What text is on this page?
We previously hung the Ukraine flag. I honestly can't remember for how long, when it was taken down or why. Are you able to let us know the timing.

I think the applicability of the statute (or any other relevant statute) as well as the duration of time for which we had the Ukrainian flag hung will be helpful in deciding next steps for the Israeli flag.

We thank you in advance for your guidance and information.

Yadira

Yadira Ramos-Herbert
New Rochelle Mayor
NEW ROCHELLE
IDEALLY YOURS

---

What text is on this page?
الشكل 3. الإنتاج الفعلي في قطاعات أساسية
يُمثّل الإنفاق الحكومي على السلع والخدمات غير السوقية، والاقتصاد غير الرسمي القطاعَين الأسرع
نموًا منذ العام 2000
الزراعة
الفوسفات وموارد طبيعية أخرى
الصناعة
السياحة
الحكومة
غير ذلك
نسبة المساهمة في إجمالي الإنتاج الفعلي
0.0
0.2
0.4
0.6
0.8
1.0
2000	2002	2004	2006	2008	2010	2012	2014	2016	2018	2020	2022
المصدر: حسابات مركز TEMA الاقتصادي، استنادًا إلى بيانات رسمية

Given exercise
From the entries above, copy out every line where the string "الإنتاج" appears.

Task solution
الشكل 3. الإنتاج الفعلي في قطاعات أساسية
نسبة المساهمة في إجمالي الإنتاج الفعلي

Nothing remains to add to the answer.